## OBJECTIVE
Reproduce all of the data word for word.

■ ■ ■ ■ ■

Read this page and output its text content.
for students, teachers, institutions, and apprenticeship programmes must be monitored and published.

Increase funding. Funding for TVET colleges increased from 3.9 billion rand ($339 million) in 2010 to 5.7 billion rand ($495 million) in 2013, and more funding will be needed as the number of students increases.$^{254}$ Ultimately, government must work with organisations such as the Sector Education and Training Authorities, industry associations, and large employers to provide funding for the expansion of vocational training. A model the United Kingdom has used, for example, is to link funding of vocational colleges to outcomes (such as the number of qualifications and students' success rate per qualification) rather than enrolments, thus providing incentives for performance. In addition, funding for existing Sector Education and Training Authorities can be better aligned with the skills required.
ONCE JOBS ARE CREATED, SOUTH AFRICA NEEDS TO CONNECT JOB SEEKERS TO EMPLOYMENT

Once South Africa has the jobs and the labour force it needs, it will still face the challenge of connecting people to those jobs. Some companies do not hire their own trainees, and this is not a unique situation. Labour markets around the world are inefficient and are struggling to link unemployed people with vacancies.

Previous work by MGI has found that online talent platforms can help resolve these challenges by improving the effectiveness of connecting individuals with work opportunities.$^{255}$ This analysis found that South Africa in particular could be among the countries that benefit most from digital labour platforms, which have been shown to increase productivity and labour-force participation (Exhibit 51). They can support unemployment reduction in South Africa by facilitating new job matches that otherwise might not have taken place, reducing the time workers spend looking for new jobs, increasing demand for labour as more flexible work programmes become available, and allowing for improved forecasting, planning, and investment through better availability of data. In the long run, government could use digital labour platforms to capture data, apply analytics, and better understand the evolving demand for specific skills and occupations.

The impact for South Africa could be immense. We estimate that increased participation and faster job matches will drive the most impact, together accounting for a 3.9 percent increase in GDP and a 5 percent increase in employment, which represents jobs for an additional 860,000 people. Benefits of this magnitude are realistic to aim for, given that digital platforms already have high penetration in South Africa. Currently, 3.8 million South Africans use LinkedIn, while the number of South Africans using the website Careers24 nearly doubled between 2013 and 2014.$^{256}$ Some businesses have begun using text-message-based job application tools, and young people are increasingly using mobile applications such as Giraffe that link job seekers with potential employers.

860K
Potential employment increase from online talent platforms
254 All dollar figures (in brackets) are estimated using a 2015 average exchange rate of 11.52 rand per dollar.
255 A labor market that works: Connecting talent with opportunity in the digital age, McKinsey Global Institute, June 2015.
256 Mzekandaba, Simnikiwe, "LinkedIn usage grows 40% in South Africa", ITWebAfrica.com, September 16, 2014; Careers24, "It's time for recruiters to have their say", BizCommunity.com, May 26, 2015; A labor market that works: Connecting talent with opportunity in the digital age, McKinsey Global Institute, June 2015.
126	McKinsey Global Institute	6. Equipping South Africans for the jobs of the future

■ ■ ■ ■ ■

## THE OUTPUT
Read this page and output its text content.
for students, teachers, institutions, and apprenticeship programmes must be monitored and published.

Increase funding. Funding for TVET colleges increased from 3.9 billion rand ($339 million) in 2010 to 5.7 billion rand ($495 million) in 2013, and more funding will be needed as the number of students increases.$^{254}$ Ultimately, government must work with organisations such as the Sector Education and Training Authorities, industry associations, and large employers to provide funding for the expansion of vocational training. A model the United Kingdom has used, for example, is to link funding of vocational colleges to outcomes (such as the number of qualifications and students' success rate per qualification) rather than enrolments, thus providing incentives for performance. In addition, funding for existing Sector Education and Training Authorities can be better aligned with the skills required.
ONCE JOBS ARE CREATED, SOUTH AFRICA NEEDS TO CONNECT JOB SEEKERS TO EMPLOYMENT

Once South Africa has the jobs and the labour force it needs, it will still face the challenge of connecting people to those jobs. Some companies do not hire their own trainees, and this is not a unique situation. Labour markets around the world are inefficient and are struggling to link unemployed people with vacancies.

Previous work by MGI has found that online talent platforms can help resolve these challenges by improving the effectiveness of connecting individuals with work opportunities.$^{255}$ This analysis found that South Africa in particular could be among the countries that benefit most from digital labour platforms, which have been shown to increase productivity and labour-force participation (Exhibit 51). They can support unemployment reduction in South Africa by facilitating new job matches that otherwise might not have taken place, reducing the time workers spend looking for new jobs, increasing demand for labour as more flexible work programmes become available, and allowing for improved forecasting, planning, and investment through better availability of data. In the long run, government could use digital labour platforms to capture data, apply analytics, and better understand the evolving demand for specific skills and occupations.

The impact for South Africa could be immense. We estimate that increased participation and faster job matches will drive the most impact, together accounting for a 3.9 percent increase in GDP and a 5 percent increase in employment, which represents jobs for an additional 860,000 people. Benefits of this magnitude are realistic to aim for, given that digital platforms already have high penetration in South Africa. Currently, 3.8 million South Africans use LinkedIn, while the number of South Africans using the website Careers24 nearly doubled between 2013 and 2014.$^{256}$ Some businesses have begun using text-message-based job application tools, and young people are increasingly using mobile applications such as Giraffe that link job seekers with potential employers.

860K
Potential employment increase from online talent platforms
254 All dollar figures (in brackets) are estimated using a 2015 average exchange rate of 11.52 rand per dollar.
255 A labor market that works: Connecting talent with opportunity in the digital age, McKinsey Global Institute, June 2015.
256 Mzekandaba, Simnikiwe, "LinkedIn usage grows 40% in South Africa", ITWebAfrica.com, September 16, 2014; Careers24, "It's time for recruiters to have their say", BizCommunity.com, May 26, 2015; A labor market that works: Connecting talent with opportunity in the digital age, McKinsey Global Institute, June 2015.
126	McKinsey Global Institute	6. Equipping South Africans for the jobs of the future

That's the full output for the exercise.